Copy out all the lines where "title" shows up.
--- start of Dataset extract ---
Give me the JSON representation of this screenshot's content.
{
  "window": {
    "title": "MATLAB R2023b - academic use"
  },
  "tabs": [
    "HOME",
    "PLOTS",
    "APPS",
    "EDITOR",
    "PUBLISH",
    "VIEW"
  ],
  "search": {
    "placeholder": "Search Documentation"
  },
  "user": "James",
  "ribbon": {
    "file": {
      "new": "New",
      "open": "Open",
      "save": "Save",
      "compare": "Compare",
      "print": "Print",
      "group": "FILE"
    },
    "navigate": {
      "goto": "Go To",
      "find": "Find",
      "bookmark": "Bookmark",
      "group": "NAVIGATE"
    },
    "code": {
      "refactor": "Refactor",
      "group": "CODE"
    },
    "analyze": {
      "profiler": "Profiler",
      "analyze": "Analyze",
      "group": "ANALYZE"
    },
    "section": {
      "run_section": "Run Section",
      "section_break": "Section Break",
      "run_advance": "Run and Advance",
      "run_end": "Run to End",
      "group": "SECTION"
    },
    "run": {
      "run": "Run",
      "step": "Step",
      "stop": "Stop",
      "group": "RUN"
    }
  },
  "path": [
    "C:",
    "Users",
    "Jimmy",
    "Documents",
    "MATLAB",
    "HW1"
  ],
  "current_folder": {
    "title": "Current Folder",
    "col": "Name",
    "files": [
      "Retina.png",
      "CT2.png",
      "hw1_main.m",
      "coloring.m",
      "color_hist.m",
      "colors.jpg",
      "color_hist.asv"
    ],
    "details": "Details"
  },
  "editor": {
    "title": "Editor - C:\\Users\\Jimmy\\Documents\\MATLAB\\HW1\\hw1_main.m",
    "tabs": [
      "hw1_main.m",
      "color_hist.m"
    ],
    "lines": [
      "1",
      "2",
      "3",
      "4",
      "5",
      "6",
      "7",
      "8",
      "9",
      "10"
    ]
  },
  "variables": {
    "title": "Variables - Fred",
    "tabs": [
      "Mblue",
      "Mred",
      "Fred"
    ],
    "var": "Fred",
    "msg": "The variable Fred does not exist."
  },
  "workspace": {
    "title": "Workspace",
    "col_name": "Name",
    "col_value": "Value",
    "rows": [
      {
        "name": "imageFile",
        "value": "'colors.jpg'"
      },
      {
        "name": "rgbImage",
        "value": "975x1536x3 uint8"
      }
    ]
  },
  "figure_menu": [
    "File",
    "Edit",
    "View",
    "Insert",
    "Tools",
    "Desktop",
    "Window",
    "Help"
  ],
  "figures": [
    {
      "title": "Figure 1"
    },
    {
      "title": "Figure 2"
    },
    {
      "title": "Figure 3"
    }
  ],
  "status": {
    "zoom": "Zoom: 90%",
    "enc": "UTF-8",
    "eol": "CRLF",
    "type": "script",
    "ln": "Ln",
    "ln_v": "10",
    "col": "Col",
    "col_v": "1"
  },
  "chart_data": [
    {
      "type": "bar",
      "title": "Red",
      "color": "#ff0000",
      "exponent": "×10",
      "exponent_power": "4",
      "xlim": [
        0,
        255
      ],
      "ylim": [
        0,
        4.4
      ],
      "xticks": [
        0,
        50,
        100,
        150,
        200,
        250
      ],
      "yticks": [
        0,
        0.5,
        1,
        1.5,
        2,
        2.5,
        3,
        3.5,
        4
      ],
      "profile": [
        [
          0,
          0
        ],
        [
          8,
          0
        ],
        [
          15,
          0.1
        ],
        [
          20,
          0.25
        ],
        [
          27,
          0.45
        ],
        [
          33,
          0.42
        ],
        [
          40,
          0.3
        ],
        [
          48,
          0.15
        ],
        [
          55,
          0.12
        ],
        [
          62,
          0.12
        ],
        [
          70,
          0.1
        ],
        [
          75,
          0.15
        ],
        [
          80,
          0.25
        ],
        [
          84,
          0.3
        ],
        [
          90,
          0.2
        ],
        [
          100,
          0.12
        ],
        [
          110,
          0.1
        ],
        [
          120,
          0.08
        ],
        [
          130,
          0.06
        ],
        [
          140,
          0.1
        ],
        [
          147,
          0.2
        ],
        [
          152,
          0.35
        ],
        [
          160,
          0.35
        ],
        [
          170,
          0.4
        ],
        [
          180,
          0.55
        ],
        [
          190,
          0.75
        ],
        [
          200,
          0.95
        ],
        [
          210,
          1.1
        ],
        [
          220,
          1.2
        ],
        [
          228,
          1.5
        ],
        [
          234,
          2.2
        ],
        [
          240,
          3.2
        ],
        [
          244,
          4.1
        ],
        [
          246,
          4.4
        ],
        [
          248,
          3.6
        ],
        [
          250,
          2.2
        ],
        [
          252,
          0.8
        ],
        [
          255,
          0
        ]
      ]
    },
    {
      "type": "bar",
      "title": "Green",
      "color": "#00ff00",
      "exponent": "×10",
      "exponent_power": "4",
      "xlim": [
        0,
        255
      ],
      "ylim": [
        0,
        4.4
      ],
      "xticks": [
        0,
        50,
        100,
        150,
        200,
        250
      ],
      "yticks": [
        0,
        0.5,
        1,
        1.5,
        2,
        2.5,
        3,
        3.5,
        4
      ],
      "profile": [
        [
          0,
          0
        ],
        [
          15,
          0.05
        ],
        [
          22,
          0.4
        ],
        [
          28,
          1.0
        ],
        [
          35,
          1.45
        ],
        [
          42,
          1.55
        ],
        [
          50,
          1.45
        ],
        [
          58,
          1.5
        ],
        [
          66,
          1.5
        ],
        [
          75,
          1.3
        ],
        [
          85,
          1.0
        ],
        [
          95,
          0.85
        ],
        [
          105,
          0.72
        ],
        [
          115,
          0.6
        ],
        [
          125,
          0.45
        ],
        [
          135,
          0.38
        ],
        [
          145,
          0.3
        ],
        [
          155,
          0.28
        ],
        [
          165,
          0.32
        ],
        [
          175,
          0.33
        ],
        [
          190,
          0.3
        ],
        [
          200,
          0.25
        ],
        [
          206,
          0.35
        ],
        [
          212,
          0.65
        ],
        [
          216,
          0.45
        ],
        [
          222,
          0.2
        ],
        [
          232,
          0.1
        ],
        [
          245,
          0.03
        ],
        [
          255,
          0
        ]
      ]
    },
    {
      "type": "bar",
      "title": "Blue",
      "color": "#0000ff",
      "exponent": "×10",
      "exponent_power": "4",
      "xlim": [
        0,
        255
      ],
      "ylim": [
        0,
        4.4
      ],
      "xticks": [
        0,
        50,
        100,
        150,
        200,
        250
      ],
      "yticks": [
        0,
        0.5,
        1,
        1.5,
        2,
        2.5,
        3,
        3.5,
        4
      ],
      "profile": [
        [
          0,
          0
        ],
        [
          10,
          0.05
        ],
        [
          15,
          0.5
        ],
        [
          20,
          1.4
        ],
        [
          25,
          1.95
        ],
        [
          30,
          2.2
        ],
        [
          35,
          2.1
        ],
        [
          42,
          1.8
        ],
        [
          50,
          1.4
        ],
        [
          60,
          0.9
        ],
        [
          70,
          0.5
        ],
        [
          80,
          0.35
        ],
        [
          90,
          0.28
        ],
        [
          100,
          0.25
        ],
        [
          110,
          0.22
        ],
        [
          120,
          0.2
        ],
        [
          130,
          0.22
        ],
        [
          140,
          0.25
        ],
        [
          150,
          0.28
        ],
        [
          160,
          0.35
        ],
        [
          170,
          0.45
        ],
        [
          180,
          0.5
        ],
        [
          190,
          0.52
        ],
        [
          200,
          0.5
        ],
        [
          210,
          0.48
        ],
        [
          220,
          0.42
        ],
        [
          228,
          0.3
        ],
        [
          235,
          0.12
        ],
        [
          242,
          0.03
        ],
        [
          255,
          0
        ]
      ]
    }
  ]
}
--- end of Dataset extract ---
Task solution:
    "title": "MATLAB R2023b - academic use"
    "title": "Current Folder",
    "title": "Editor - C:\\Users\\Jimmy\\Documents\\MATLAB\\HW1\\hw1_main.m",
    "title": "Variables - Fred",
    "title": "Workspace",
      "title": "Figure 1"
      "title": "Figure 2"
      "title": "Figure 3"
      "title": "Red",
      "title": "Green",
      "title": "Blue",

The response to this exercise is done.